Task to carry out -
Output the data below in full, character for character.
============================================================
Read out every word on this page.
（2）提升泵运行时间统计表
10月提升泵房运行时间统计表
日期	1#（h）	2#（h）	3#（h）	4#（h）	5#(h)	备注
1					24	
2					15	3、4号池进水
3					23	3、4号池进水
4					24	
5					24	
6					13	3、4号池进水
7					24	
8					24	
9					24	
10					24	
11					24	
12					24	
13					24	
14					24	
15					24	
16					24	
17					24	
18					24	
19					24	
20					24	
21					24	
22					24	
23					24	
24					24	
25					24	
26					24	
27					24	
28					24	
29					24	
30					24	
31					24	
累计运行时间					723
============================================================
Output -
Read out every word on this page.
（2）提升泵运行时间统计表
10月提升泵房运行时间统计表
日期	1#（h）	2#（h）	3#（h）	4#（h）	5#(h)	备注
1					24	
2					15	3、4号池进水
3					23	3、4号池进水
4					24	
5					24	
6					13	3、4号池进水
7					24	
8					24	
9					24	
10					24	
11					24	
12					24	
13					24	
14					24	
15					24	
16					24	
17					24	
18					24	
19					24	
20					24	
21					24	
22					24	
23					24	
24					24	
25					24	
26					24	
27					24	
28					24	
29					24	
30					24	
31					24	
累计运行时间					723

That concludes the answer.